## BEGIN Given records
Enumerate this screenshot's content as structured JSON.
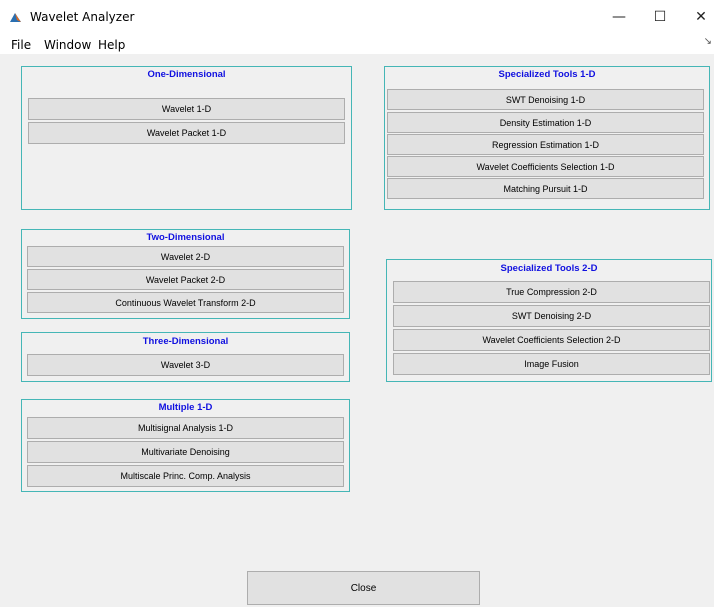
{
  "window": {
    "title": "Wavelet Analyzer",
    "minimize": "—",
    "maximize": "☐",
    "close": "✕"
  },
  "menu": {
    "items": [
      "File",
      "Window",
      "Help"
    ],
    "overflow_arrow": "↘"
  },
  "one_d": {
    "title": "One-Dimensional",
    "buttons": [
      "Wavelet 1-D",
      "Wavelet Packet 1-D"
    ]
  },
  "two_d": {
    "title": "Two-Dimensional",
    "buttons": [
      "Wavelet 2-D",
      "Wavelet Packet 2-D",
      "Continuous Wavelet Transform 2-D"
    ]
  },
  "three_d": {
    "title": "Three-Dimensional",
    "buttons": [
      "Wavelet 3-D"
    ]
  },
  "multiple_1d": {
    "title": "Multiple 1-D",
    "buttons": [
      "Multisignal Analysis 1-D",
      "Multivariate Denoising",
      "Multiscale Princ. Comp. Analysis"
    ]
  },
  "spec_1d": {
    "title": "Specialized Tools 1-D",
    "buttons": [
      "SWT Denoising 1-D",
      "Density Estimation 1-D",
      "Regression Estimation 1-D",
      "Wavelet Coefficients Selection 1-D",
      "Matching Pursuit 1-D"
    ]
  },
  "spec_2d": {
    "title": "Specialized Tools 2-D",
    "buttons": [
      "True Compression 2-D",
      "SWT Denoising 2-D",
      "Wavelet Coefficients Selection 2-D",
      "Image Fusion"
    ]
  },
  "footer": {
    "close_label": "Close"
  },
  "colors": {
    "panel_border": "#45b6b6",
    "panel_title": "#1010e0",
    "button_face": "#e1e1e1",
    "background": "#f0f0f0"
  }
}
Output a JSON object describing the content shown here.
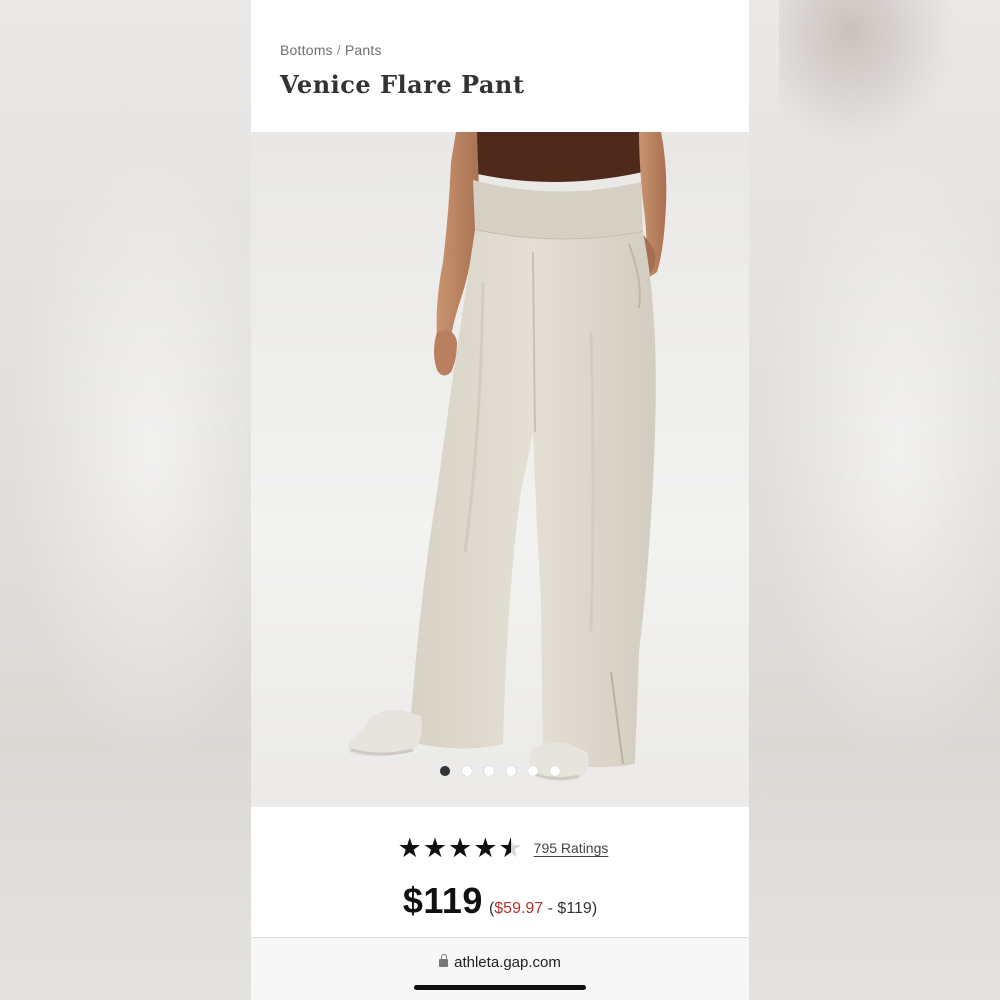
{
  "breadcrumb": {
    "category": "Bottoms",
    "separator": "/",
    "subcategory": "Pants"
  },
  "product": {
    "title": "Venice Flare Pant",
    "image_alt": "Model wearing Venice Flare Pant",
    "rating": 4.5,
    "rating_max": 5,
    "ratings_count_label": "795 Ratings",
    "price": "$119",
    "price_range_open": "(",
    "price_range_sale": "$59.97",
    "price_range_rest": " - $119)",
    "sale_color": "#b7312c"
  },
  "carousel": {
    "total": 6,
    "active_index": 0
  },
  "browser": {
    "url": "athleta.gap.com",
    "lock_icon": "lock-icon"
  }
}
## END Given records
## BEGIN Given records
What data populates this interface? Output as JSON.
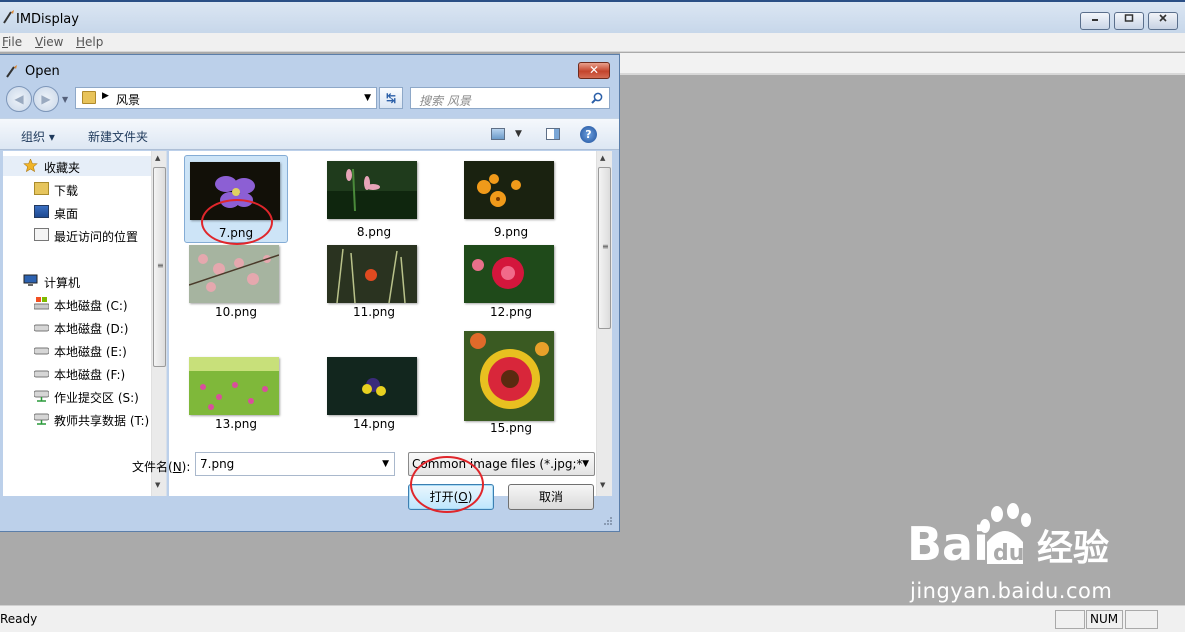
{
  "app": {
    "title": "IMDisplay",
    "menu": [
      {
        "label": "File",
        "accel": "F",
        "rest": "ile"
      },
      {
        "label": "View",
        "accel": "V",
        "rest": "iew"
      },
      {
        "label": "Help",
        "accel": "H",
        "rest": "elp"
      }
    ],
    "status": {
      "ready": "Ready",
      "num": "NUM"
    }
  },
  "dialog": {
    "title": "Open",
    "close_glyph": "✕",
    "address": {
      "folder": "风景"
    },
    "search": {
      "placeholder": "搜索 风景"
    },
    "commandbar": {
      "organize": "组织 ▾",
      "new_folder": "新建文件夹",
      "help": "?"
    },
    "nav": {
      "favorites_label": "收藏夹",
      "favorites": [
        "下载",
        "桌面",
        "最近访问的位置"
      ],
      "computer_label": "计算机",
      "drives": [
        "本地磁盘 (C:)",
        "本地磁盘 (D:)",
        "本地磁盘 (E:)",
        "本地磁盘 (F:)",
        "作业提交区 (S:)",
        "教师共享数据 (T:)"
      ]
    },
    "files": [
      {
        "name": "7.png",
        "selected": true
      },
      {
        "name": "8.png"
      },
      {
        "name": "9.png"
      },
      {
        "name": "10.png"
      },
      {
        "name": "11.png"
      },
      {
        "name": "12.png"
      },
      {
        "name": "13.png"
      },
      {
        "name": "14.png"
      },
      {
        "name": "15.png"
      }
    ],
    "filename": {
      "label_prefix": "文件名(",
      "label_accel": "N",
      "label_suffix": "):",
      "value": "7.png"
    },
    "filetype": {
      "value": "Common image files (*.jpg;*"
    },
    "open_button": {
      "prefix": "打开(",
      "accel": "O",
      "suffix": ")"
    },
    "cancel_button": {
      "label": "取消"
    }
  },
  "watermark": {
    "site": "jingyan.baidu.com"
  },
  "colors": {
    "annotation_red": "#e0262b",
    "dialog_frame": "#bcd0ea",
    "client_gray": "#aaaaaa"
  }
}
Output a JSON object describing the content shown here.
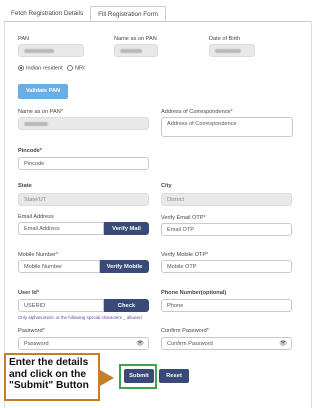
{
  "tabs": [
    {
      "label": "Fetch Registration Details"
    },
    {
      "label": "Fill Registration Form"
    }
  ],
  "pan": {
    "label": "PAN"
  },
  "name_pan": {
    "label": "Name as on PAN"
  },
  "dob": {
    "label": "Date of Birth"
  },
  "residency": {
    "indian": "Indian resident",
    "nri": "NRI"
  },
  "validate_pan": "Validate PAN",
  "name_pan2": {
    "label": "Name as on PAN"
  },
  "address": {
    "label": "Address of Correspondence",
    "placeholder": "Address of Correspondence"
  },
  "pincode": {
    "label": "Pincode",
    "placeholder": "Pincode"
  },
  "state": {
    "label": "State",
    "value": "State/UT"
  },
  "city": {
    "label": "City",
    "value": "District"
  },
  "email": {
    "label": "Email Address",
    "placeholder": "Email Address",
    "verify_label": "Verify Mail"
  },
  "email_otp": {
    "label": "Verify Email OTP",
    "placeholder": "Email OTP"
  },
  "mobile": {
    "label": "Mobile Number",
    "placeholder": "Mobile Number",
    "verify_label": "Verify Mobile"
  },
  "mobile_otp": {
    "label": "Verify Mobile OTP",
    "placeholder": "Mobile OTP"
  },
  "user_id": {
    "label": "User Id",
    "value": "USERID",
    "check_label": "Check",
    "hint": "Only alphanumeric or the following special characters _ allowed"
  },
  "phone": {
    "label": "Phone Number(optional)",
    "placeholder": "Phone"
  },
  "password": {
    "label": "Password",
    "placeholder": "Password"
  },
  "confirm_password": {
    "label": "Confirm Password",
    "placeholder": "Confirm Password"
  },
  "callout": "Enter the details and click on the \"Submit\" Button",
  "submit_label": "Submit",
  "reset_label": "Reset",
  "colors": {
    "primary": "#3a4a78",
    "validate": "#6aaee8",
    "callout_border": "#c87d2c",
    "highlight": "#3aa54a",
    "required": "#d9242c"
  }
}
## END Given records
» **Written problem**
Which lines in the listing above hold the word "Tools"? Show each of them.

» **Solution to this exercise**
    "title": "Specialized Tools 1-D",
    "title": "Specialized Tools 2-D",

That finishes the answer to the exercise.